───── Materials provided ─────

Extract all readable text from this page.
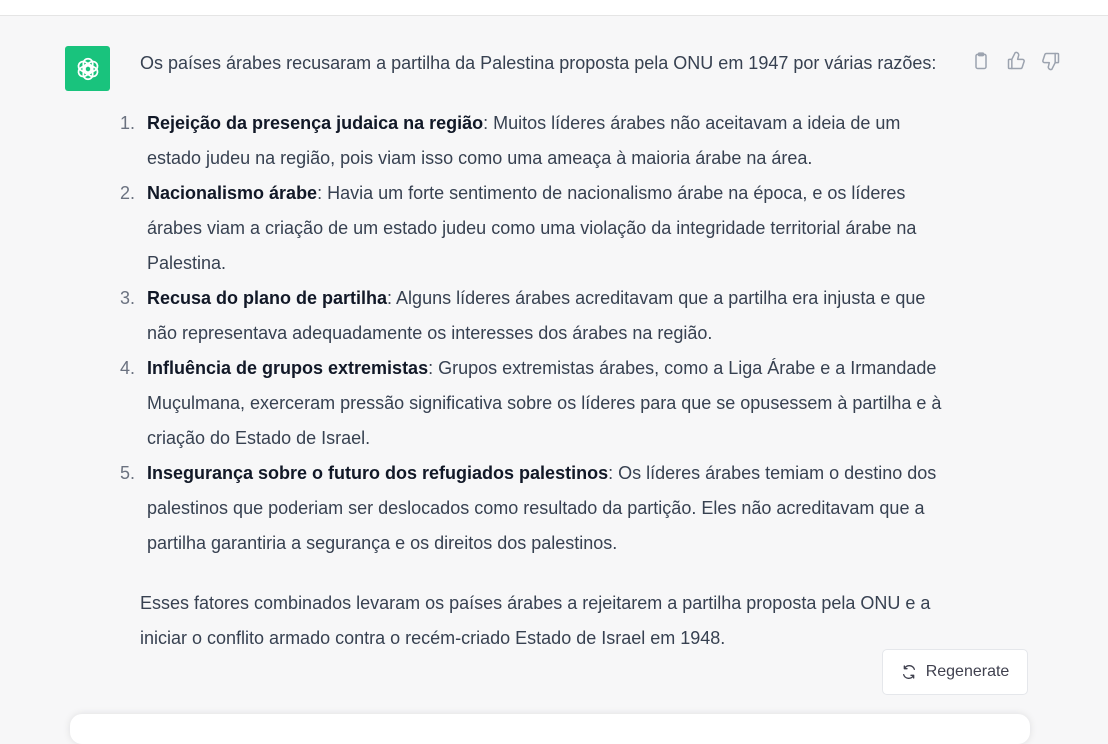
Os países árabes recusaram a partilha da Palestina proposta pela ONU em 1947 por várias razões:

1. Rejeição da presença judaica na região: Muitos líderes árabes não aceitavam a ideia de um estado judeu na região, pois viam isso como uma ameaça à maioria árabe na área.
2. Nacionalismo árabe: Havia um forte sentimento de nacionalismo árabe na época, e os líderes árabes viam a criação de um estado judeu como uma violação da integridade territorial árabe na Palestina.
3. Recusa do plano de partilha: Alguns líderes árabes acreditavam que a partilha era injusta e que não representava adequadamente os interesses dos árabes na região.
4. Influência de grupos extremistas: Grupos extremistas árabes, como a Liga Árabe e a Irmandade Muçulmana, exerceram pressão significativa sobre os líderes para que se opusessem à partilha e à criação do Estado de Israel.
5. Insegurança sobre o futuro dos refugiados palestinos: Os líderes árabes temiam o destino dos palestinos que poderiam ser deslocados como resultado da partição. Eles não acreditavam que a partilha garantiria a segurança e os direitos dos palestinos.

Esses fatores combinados levaram os países árabes a rejeitarem a partilha proposta pela ONU e a iniciar o conflito armado contra o recém-criado Estado de Israel em 1948.

Regenerate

─────

### Aim of the task
Print out every entry above without changing a word, and leave out the pictures.

### Solution to the problem
Extract all readable text from this page.
Os países árabes recusaram a partilha da Palestina proposta pela ONU em 1947 por várias razões:

1. Rejeição da presença judaica na região: Muitos líderes árabes não aceitavam a ideia de um estado judeu na região, pois viam isso como uma ameaça à maioria árabe na área.
2. Nacionalismo árabe: Havia um forte sentimento de nacionalismo árabe na época, e os líderes árabes viam a criação de um estado judeu como uma violação da integridade territorial árabe na Palestina.
3. Recusa do plano de partilha: Alguns líderes árabes acreditavam que a partilha era injusta e que não representava adequadamente os interesses dos árabes na região.
4. Influência de grupos extremistas: Grupos extremistas árabes, como a Liga Árabe e a Irmandade Muçulmana, exerceram pressão significativa sobre os líderes para que se opusessem à partilha e à criação do Estado de Israel.
5. Insegurança sobre o futuro dos refugiados palestinos: Os líderes árabes temiam o destino dos palestinos que poderiam ser deslocados como resultado da partição. Eles não acreditavam que a partilha garantiria a segurança e os direitos dos palestinos.

Esses fatores combinados levaram os países árabes a rejeitarem a partilha proposta pela ONU e a iniciar o conflito armado contra o recém-criado Estado de Israel em 1948.

Regenerate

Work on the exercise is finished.